____ Records to use

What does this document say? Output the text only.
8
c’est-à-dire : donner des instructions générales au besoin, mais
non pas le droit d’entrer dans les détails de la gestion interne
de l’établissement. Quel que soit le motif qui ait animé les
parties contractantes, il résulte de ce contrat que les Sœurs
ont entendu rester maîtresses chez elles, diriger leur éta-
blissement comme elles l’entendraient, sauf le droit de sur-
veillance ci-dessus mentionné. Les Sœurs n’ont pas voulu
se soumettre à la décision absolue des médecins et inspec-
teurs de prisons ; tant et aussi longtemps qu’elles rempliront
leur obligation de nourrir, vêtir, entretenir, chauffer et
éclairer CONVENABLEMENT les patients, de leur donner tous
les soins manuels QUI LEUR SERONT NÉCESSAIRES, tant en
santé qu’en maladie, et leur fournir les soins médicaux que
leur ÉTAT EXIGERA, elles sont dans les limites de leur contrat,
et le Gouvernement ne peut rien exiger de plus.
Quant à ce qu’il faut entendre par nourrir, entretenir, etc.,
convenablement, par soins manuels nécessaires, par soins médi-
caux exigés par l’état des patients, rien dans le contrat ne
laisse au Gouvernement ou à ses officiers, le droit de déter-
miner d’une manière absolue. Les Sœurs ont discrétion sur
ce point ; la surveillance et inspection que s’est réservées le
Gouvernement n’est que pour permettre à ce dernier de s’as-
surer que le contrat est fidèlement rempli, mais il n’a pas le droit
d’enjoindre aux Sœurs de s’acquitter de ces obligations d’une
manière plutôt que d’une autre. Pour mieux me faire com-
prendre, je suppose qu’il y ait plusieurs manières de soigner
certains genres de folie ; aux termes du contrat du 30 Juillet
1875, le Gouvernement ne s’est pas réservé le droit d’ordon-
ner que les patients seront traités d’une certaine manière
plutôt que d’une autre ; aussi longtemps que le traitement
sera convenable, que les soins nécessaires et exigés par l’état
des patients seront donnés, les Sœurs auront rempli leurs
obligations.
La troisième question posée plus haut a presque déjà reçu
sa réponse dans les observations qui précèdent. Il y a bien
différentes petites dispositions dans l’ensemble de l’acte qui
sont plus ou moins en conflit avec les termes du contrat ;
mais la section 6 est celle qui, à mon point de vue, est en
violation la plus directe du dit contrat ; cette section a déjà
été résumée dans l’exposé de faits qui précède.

________

Without skipping anything, transcribe every line above exactly.

What does this document say? Output the text only.
8
c’est-à-dire : donner des instructions générales au besoin, mais
non pas le droit d’entrer dans les détails de la gestion interne
de l’établissement. Quel que soit le motif qui ait animé les
parties contractantes, il résulte de ce contrat que les Sœurs
ont entendu rester maîtresses chez elles, diriger leur éta-
blissement comme elles l’entendraient, sauf le droit de sur-
veillance ci-dessus mentionné. Les Sœurs n’ont pas voulu
se soumettre à la décision absolue des médecins et inspec-
teurs de prisons ; tant et aussi longtemps qu’elles rempliront
leur obligation de nourrir, vêtir, entretenir, chauffer et
éclairer CONVENABLEMENT les patients, de leur donner tous
les soins manuels QUI LEUR SERONT NÉCESSAIRES, tant en
santé qu’en maladie, et leur fournir les soins médicaux que
leur ÉTAT EXIGERA, elles sont dans les limites de leur contrat,
et le Gouvernement ne peut rien exiger de plus.
Quant à ce qu’il faut entendre par nourrir, entretenir, etc.,
convenablement, par soins manuels nécessaires, par soins médi-
caux exigés par l’état des patients, rien dans le contrat ne
laisse au Gouvernement ou à ses officiers, le droit de déter-
miner d’une manière absolue. Les Sœurs ont discrétion sur
ce point ; la surveillance et inspection que s’est réservées le
Gouvernement n’est que pour permettre à ce dernier de s’as-
surer que le contrat est fidèlement rempli, mais il n’a pas le droit
d’enjoindre aux Sœurs de s’acquitter de ces obligations d’une
manière plutôt que d’une autre. Pour mieux me faire com-
prendre, je suppose qu’il y ait plusieurs manières de soigner
certains genres de folie ; aux termes du contrat du 30 Juillet
1875, le Gouvernement ne s’est pas réservé le droit d’ordon-
ner que les patients seront traités d’une certaine manière
plutôt que d’une autre ; aussi longtemps que le traitement
sera convenable, que les soins nécessaires et exigés par l’état
des patients seront donnés, les Sœurs auront rempli leurs
obligations.
La troisième question posée plus haut a presque déjà reçu
sa réponse dans les observations qui précèdent. Il y a bien
différentes petites dispositions dans l’ensemble de l’acte qui
sont plus ou moins en conflit avec les termes du contrat ;
mais la section 6 est celle qui, à mon point de vue, est en
violation la plus directe du dit contrat ; cette section a déjà
été résumée dans l’exposé de faits qui précède.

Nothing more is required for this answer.